**Exercise aim**
Every record should be written out exactly, with the pictures left out.

**Data entries**

^^^^

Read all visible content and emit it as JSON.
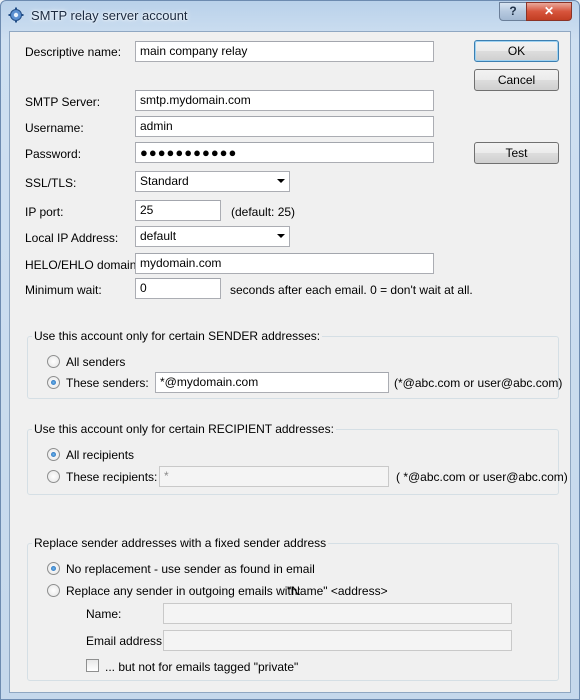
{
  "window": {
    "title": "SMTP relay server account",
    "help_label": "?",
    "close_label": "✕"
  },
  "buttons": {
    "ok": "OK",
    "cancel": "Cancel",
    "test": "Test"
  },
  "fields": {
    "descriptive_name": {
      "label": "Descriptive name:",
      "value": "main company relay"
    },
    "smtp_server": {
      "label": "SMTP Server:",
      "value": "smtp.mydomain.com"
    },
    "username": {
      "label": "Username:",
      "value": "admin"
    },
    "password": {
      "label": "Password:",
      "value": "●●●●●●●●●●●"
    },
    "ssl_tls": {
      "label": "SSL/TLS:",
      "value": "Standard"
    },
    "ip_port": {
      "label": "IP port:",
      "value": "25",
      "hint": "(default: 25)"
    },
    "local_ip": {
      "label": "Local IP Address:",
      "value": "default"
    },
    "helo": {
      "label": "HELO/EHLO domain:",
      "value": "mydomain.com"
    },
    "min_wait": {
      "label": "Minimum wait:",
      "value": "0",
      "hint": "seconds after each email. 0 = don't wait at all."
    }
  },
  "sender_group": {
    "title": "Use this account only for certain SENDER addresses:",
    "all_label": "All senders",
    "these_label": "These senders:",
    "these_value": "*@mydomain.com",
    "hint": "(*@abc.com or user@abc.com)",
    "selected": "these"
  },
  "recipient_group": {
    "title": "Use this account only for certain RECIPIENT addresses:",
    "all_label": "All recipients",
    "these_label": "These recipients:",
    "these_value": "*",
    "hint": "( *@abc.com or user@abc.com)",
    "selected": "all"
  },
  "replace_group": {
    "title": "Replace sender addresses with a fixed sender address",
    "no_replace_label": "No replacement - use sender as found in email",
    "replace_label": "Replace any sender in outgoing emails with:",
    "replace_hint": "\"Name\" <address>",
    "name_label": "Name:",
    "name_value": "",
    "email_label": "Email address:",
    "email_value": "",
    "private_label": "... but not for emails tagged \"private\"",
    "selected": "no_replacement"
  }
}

^^^^

**Answer below**
Read all visible content and emit it as JSON.
{
  "window": {
    "title": "SMTP relay server account",
    "help_label": "?",
    "close_label": "✕"
  },
  "buttons": {
    "ok": "OK",
    "cancel": "Cancel",
    "test": "Test"
  },
  "fields": {
    "descriptive_name": {
      "label": "Descriptive name:",
      "value": "main company relay"
    },
    "smtp_server": {
      "label": "SMTP Server:",
      "value": "smtp.mydomain.com"
    },
    "username": {
      "label": "Username:",
      "value": "admin"
    },
    "password": {
      "label": "Password:",
      "value": "●●●●●●●●●●●"
    },
    "ssl_tls": {
      "label": "SSL/TLS:",
      "value": "Standard"
    },
    "ip_port": {
      "label": "IP port:",
      "value": "25",
      "hint": "(default: 25)"
    },
    "local_ip": {
      "label": "Local IP Address:",
      "value": "default"
    },
    "helo": {
      "label": "HELO/EHLO domain:",
      "value": "mydomain.com"
    },
    "min_wait": {
      "label": "Minimum wait:",
      "value": "0",
      "hint": "seconds after each email. 0 = don't wait at all."
    }
  },
  "sender_group": {
    "title": "Use this account only for certain SENDER addresses:",
    "all_label": "All senders",
    "these_label": "These senders:",
    "these_value": "*@mydomain.com",
    "hint": "(*@abc.com or user@abc.com)",
    "selected": "these"
  },
  "recipient_group": {
    "title": "Use this account only for certain RECIPIENT addresses:",
    "all_label": "All recipients",
    "these_label": "These recipients:",
    "these_value": "*",
    "hint": "( *@abc.com or user@abc.com)",
    "selected": "all"
  },
  "replace_group": {
    "title": "Replace sender addresses with a fixed sender address",
    "no_replace_label": "No replacement - use sender as found in email",
    "replace_label": "Replace any sender in outgoing emails with:",
    "replace_hint": "\"Name\" <address>",
    "name_label": "Name:",
    "name_value": "",
    "email_label": "Email address:",
    "email_value": "",
    "private_label": "... but not for emails tagged \"private\"",
    "selected": "no_replacement"
  }
}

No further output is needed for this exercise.